■ **Raw records**:

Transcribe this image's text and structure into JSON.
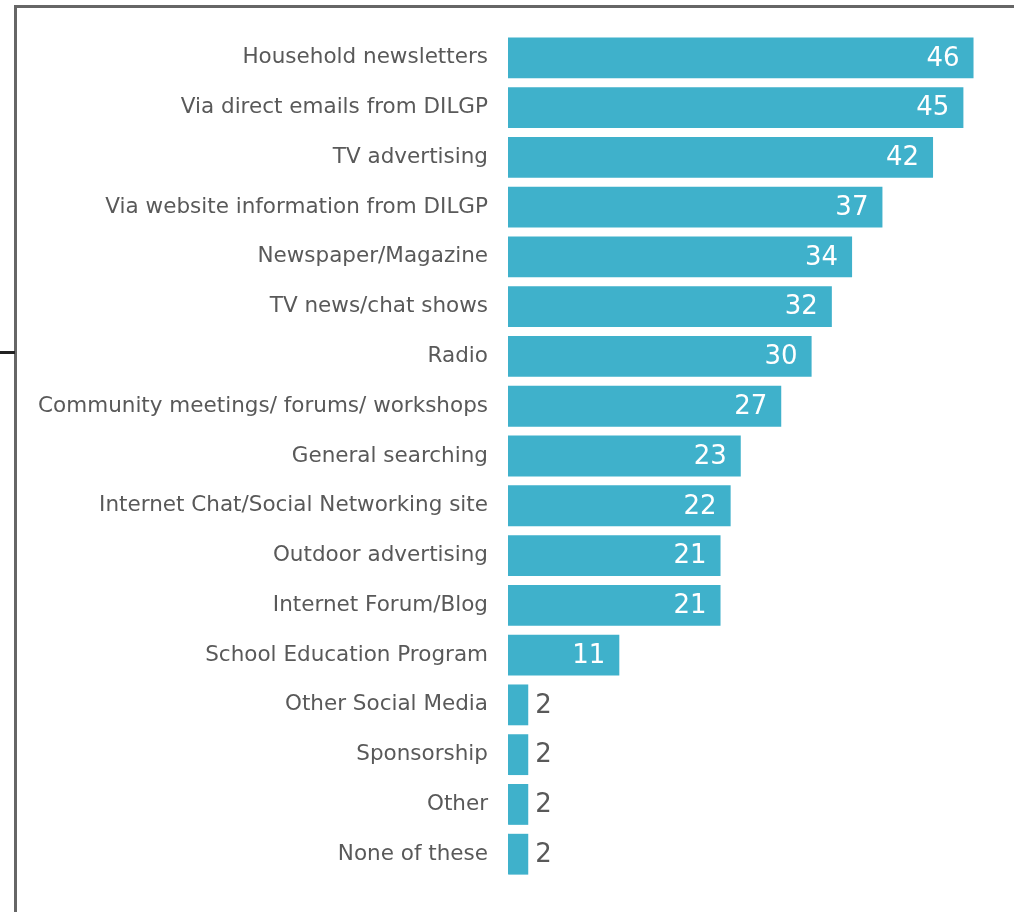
{
  "chart_data": {
    "type": "bar",
    "orientation": "horizontal",
    "categories": [
      "Household newsletters",
      "Via direct emails from DILGP",
      "TV advertising",
      "Via website information from DILGP",
      "Newspaper/Magazine",
      "TV news/chat shows",
      "Radio",
      "Community meetings/ forums/ workshops",
      "General searching",
      "Internet Chat/Social Networking site",
      "Outdoor advertising",
      "Internet Forum/Blog",
      "School Education Program",
      "Other Social Media",
      "Sponsorship",
      "Other",
      "None of these"
    ],
    "values": [
      46,
      45,
      42,
      37,
      34,
      32,
      30,
      27,
      23,
      22,
      21,
      21,
      11,
      2,
      2,
      2,
      2
    ],
    "color": "#3fb1cb",
    "data_labels": true
  }
}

■ **Task directions**:
Restate each entry word for word, leaving out any pictures.

■ **Task answer**:
Transcribe this image's text and structure into JSON.
{
  "chart_data": {
    "type": "bar",
    "orientation": "horizontal",
    "categories": [
      "Household newsletters",
      "Via direct emails from DILGP",
      "TV advertising",
      "Via website information from DILGP",
      "Newspaper/Magazine",
      "TV news/chat shows",
      "Radio",
      "Community meetings/ forums/ workshops",
      "General searching",
      "Internet Chat/Social Networking site",
      "Outdoor advertising",
      "Internet Forum/Blog",
      "School Education Program",
      "Other Social Media",
      "Sponsorship",
      "Other",
      "None of these"
    ],
    "values": [
      46,
      45,
      42,
      37,
      34,
      32,
      30,
      27,
      23,
      22,
      21,
      21,
      11,
      2,
      2,
      2,
      2
    ],
    "color": "#3fb1cb",
    "data_labels": true
  }
}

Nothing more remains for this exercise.